- [GOAL OF THE EXERCISE]
Reproduce word for word everything in the episode recap from "That moment softens" down to "them has thinned.".

- [SOURCE DOCUMENT]
____________
The conversation quickly moves to the raw center of Maki’s pain. He asks if his father still loves his mother. Itsuki’s answer is careful but unambiguous: he respects Masaki deeply, but that romantic love is gone. When Maki brings up the possibility of reuniting “if he were part of the deal,” Itsuki clarifies that custody was the one thing neither parent would budge on. They both love him, and they always will. That truth, spoken plainly, gives Maki a kind of closure he had not allowed himself to expect. Divorce does not mean a lack of love, it just means the shape of that love changed.
Then Maki pushes into the territory that has been eating at him since the karaoke date: Minato-san. Itsuki immediately understands what Maki is implying and swears there was no overlap. He and Minato only started meeting outside work after the divorce was finalized. Maki hears him out but does not let the question go easily. “Do you love Minato-san?” Itsuki takes a long pause, then admits that he does. It is the first time Maki has heard his father name a new feeling so directly, and it rearranges something. His father moved on. The world didn’t end.
That moment softens into a tiny, heartbreaking domestic note: Itsuki notices Maki’s dishpan hands and tells him to use hand cream before bed. It is the kind of paternal gesture Maki probably craved as a child, now arriving years too late, and the show lets it hang in the air without over-explaining. Maki still cannot call this man family, but the cold wall between them has thinned.
Nitta Nina, Unlikely Emotional Radar
Nina’s introduction into this episode is pure situational comedy at first. She’s at the same restaurant, yelling into her phone, stranded with a bill she cannot pay because her boyfriend ditched her to chase his “number one target.” Itsuki offers to cover the difference, but Maki cuts in and pays for her himself with a sharp, “You’re not family anymore, right? Quit trying to act like it.” It’s a small, defiant separation, and Nina clocks it instantly.
____________
- [SUPPLIED DATA]
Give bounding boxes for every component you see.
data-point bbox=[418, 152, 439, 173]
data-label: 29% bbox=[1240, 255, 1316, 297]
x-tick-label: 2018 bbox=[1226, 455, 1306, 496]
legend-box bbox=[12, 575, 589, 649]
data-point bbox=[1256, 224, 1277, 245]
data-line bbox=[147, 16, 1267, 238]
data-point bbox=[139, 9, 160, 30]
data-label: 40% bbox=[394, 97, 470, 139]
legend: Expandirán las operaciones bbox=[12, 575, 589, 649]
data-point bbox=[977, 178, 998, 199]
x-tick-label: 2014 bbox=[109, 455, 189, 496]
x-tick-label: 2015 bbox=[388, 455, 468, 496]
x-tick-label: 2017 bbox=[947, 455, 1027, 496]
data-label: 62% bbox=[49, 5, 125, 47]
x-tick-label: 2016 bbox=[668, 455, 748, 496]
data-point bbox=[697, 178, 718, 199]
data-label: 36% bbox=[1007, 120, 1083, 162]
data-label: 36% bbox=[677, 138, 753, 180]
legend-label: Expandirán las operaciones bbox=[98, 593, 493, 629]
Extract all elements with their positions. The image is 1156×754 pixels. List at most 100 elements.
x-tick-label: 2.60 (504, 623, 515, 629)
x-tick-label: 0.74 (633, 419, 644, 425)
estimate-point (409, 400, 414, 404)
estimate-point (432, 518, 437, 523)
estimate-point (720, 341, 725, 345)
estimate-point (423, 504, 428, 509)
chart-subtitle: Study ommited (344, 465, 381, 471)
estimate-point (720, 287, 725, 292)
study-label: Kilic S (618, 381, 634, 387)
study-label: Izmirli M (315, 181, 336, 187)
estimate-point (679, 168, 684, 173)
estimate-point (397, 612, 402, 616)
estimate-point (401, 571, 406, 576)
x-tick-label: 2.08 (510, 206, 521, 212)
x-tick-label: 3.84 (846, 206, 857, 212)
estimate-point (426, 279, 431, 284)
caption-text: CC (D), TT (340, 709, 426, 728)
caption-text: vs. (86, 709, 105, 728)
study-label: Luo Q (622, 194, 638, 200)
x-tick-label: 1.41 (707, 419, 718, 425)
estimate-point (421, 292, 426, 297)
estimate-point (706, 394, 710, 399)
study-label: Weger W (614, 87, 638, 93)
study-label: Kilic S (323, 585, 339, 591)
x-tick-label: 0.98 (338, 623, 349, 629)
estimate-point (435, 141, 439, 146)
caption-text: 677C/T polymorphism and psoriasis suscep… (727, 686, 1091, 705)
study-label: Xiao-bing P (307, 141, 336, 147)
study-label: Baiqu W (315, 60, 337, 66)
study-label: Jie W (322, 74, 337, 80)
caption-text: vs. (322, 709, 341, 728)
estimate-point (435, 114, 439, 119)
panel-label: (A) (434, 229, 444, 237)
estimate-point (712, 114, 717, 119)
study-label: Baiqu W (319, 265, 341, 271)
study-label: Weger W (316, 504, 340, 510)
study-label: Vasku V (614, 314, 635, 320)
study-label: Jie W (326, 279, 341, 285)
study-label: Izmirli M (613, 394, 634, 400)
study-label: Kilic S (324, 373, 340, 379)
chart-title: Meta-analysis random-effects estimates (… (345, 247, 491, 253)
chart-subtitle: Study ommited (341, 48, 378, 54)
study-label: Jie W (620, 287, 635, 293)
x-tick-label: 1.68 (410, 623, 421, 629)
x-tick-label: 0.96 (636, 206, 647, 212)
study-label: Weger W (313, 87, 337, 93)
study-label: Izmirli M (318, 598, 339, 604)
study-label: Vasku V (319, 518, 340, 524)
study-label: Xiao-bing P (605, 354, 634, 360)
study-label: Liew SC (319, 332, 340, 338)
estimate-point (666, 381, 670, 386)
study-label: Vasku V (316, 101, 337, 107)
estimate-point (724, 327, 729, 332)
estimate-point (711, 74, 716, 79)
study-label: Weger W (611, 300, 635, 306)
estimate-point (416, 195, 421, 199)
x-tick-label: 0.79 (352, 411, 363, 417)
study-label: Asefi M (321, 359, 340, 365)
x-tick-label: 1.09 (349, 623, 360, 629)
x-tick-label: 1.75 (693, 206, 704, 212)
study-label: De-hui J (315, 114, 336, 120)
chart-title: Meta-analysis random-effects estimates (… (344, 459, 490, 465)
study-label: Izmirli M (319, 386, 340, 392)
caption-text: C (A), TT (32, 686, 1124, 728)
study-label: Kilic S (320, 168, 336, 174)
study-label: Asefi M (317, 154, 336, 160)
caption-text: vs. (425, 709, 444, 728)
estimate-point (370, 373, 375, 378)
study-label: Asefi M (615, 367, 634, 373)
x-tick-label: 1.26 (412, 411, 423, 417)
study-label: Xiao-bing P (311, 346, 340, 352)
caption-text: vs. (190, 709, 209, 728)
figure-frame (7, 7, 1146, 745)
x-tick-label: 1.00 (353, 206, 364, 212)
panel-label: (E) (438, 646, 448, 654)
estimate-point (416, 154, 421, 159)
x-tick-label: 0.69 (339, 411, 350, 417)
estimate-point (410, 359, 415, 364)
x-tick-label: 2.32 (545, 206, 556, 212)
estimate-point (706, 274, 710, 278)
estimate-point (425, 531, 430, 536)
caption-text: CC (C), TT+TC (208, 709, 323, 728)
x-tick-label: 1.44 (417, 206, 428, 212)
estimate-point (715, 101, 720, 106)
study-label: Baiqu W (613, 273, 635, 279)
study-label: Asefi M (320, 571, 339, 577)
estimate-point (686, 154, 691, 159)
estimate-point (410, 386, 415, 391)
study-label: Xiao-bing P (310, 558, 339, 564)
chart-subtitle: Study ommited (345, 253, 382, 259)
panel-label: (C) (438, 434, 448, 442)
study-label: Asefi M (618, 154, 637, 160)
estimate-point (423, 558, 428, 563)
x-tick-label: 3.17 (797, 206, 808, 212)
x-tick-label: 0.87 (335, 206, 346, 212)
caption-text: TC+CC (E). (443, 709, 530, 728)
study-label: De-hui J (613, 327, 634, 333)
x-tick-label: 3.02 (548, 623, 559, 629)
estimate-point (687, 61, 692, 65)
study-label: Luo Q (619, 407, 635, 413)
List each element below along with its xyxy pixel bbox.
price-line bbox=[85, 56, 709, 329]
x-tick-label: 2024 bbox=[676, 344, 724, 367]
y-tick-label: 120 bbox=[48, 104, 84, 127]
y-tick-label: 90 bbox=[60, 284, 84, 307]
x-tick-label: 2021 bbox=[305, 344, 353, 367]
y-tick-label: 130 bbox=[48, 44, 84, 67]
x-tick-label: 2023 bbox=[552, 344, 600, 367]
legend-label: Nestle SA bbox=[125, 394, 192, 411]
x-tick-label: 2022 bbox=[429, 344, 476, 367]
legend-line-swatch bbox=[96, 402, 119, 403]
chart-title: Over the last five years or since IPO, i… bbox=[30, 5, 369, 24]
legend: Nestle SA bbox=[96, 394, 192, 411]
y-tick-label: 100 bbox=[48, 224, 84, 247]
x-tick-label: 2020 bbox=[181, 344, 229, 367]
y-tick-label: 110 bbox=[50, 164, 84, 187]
____________
- [EXPECTED ANSWER]
That moment softens into a tiny, heartbreaking domestic note: Itsuki notices Maki’s dishpan hands and tells him to use hand cream before bed. It is the kind of paternal gesture Maki probably craved as a child, now arriving years too late, and the show lets it hang in the air without over-explaining. Maki still cannot call this man family, but the cold wall between them has thinned.